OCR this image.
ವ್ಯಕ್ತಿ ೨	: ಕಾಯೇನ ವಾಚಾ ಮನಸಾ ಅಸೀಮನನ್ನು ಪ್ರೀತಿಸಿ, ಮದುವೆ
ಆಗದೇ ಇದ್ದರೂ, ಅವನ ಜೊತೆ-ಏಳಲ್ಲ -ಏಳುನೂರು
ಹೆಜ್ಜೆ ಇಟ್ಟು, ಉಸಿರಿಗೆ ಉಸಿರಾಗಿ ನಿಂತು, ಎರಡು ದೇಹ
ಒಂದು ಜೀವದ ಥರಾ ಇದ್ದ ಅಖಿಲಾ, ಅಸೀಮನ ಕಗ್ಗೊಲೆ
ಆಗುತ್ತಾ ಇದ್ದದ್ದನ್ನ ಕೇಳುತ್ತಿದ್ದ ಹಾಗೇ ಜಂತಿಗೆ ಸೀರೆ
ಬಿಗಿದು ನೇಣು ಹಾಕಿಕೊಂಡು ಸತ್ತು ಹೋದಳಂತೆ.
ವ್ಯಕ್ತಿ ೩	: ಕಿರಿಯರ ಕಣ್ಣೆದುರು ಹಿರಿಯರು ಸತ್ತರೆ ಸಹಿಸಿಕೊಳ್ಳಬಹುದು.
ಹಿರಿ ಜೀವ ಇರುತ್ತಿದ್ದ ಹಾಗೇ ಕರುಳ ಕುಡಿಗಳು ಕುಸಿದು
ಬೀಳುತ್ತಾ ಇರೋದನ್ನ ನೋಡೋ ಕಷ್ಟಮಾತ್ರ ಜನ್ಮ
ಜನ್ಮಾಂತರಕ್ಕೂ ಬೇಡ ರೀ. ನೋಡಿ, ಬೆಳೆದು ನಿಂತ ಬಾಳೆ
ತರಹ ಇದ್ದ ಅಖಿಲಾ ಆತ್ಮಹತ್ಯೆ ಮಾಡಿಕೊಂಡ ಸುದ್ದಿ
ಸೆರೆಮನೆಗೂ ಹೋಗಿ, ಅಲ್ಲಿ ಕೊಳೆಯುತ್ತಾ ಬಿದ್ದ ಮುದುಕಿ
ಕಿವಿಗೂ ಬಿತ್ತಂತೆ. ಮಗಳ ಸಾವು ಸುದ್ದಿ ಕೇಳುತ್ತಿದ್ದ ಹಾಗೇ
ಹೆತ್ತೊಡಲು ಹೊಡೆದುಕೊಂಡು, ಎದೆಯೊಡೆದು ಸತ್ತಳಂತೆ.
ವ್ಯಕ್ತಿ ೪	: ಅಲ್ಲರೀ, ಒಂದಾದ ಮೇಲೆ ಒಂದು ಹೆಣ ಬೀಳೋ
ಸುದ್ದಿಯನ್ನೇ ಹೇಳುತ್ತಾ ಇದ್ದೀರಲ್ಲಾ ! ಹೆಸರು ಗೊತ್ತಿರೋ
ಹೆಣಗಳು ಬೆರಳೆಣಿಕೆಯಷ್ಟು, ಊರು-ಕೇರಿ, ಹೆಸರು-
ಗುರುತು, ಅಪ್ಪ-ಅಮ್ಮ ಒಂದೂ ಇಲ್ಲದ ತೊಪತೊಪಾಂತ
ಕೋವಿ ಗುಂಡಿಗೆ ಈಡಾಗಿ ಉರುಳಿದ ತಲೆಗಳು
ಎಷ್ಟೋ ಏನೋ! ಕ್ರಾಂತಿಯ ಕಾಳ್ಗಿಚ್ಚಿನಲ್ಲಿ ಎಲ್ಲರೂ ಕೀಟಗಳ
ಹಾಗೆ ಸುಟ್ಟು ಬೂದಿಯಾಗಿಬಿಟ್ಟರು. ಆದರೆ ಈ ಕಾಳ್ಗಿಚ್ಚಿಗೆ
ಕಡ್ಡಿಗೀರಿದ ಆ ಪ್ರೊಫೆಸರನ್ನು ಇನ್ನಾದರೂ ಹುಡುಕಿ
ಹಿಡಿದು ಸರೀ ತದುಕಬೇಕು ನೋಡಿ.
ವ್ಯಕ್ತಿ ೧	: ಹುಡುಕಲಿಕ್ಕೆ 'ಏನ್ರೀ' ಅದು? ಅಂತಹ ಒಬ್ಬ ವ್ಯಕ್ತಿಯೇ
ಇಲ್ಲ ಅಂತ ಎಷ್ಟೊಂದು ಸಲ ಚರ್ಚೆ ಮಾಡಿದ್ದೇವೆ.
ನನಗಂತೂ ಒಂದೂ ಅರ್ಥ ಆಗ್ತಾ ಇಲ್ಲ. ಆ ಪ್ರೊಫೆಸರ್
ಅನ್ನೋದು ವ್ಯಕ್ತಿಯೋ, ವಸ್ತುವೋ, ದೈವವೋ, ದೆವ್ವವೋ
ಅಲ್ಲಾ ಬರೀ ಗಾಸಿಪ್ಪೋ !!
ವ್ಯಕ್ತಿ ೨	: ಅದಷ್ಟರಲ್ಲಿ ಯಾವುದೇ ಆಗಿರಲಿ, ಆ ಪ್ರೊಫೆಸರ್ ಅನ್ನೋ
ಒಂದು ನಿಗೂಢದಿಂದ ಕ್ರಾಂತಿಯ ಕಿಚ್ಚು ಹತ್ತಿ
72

_____

◆ **Exercise prompt**:
Would you copy out each line exactly as written?

◆ **Answer to the exercise**:
OCR this image.
ವ್ಯಕ್ತಿ ೨	: ಕಾಯೇನ ವಾಚಾ ಮನಸಾ ಅಸೀಮನನ್ನು ಪ್ರೀತಿಸಿ, ಮದುವೆ
ಆಗದೇ ಇದ್ದರೂ, ಅವನ ಜೊತೆ-ಏಳಲ್ಲ -ಏಳುನೂರು
ಹೆಜ್ಜೆ ಇಟ್ಟು, ಉಸಿರಿಗೆ ಉಸಿರಾಗಿ ನಿಂತು, ಎರಡು ದೇಹ
ಒಂದು ಜೀವದ ಥರಾ ಇದ್ದ ಅಖಿಲಾ, ಅಸೀಮನ ಕಗ್ಗೊಲೆ
ಆಗುತ್ತಾ ಇದ್ದದ್ದನ್ನ ಕೇಳುತ್ತಿದ್ದ ಹಾಗೇ ಜಂತಿಗೆ ಸೀರೆ
ಬಿಗಿದು ನೇಣು ಹಾಕಿಕೊಂಡು ಸತ್ತು ಹೋದಳಂತೆ.
ವ್ಯಕ್ತಿ ೩	: ಕಿರಿಯರ ಕಣ್ಣೆದುರು ಹಿರಿಯರು ಸತ್ತರೆ ಸಹಿಸಿಕೊಳ್ಳಬಹುದು.
ಹಿರಿ ಜೀವ ಇರುತ್ತಿದ್ದ ಹಾಗೇ ಕರುಳ ಕುಡಿಗಳು ಕುಸಿದು
ಬೀಳುತ್ತಾ ಇರೋದನ್ನ ನೋಡೋ ಕಷ್ಟಮಾತ್ರ ಜನ್ಮ
ಜನ್ಮಾಂತರಕ್ಕೂ ಬೇಡ ರೀ. ನೋಡಿ, ಬೆಳೆದು ನಿಂತ ಬಾಳೆ
ತರಹ ಇದ್ದ ಅಖಿಲಾ ಆತ್ಮಹತ್ಯೆ ಮಾಡಿಕೊಂಡ ಸುದ್ದಿ
ಸೆರೆಮನೆಗೂ ಹೋಗಿ, ಅಲ್ಲಿ ಕೊಳೆಯುತ್ತಾ ಬಿದ್ದ ಮುದುಕಿ
ಕಿವಿಗೂ ಬಿತ್ತಂತೆ. ಮಗಳ ಸಾವು ಸುದ್ದಿ ಕೇಳುತ್ತಿದ್ದ ಹಾಗೇ
ಹೆತ್ತೊಡಲು ಹೊಡೆದುಕೊಂಡು, ಎದೆಯೊಡೆದು ಸತ್ತಳಂತೆ.
ವ್ಯಕ್ತಿ ೪	: ಅಲ್ಲರೀ, ಒಂದಾದ ಮೇಲೆ ಒಂದು ಹೆಣ ಬೀಳೋ
ಸುದ್ದಿಯನ್ನೇ ಹೇಳುತ್ತಾ ಇದ್ದೀರಲ್ಲಾ ! ಹೆಸರು ಗೊತ್ತಿರೋ
ಹೆಣಗಳು ಬೆರಳೆಣಿಕೆಯಷ್ಟು, ಊರು-ಕೇರಿ, ಹೆಸರು-
ಗುರುತು, ಅಪ್ಪ-ಅಮ್ಮ ಒಂದೂ ಇಲ್ಲದ ತೊಪತೊಪಾಂತ
ಕೋವಿ ಗುಂಡಿಗೆ ಈಡಾಗಿ ಉರುಳಿದ ತಲೆಗಳು
ಎಷ್ಟೋ ಏನೋ! ಕ್ರಾಂತಿಯ ಕಾಳ್ಗಿಚ್ಚಿನಲ್ಲಿ ಎಲ್ಲರೂ ಕೀಟಗಳ
ಹಾಗೆ ಸುಟ್ಟು ಬೂದಿಯಾಗಿಬಿಟ್ಟರು. ಆದರೆ ಈ ಕಾಳ್ಗಿಚ್ಚಿಗೆ
ಕಡ್ಡಿಗೀರಿದ ಆ ಪ್ರೊಫೆಸರನ್ನು ಇನ್ನಾದರೂ ಹುಡುಕಿ
ಹಿಡಿದು ಸರೀ ತದುಕಬೇಕು ನೋಡಿ.
ವ್ಯಕ್ತಿ ೧	: ಹುಡುಕಲಿಕ್ಕೆ 'ಏನ್ರೀ' ಅದು? ಅಂತಹ ಒಬ್ಬ ವ್ಯಕ್ತಿಯೇ
ಇಲ್ಲ ಅಂತ ಎಷ್ಟೊಂದು ಸಲ ಚರ್ಚೆ ಮಾಡಿದ್ದೇವೆ.
ನನಗಂತೂ ಒಂದೂ ಅರ್ಥ ಆಗ್ತಾ ಇಲ್ಲ. ಆ ಪ್ರೊಫೆಸರ್
ಅನ್ನೋದು ವ್ಯಕ್ತಿಯೋ, ವಸ್ತುವೋ, ದೈವವೋ, ದೆವ್ವವೋ
ಅಲ್ಲಾ ಬರೀ ಗಾಸಿಪ್ಪೋ !!
ವ್ಯಕ್ತಿ ೨	: ಅದಷ್ಟರಲ್ಲಿ ಯಾವುದೇ ಆಗಿರಲಿ, ಆ ಪ್ರೊಫೆಸರ್ ಅನ್ನೋ
ಒಂದು ನಿಗೂಢದಿಂದ ಕ್ರಾಂತಿಯ ಕಿಚ್ಚು ಹತ್ತಿ
72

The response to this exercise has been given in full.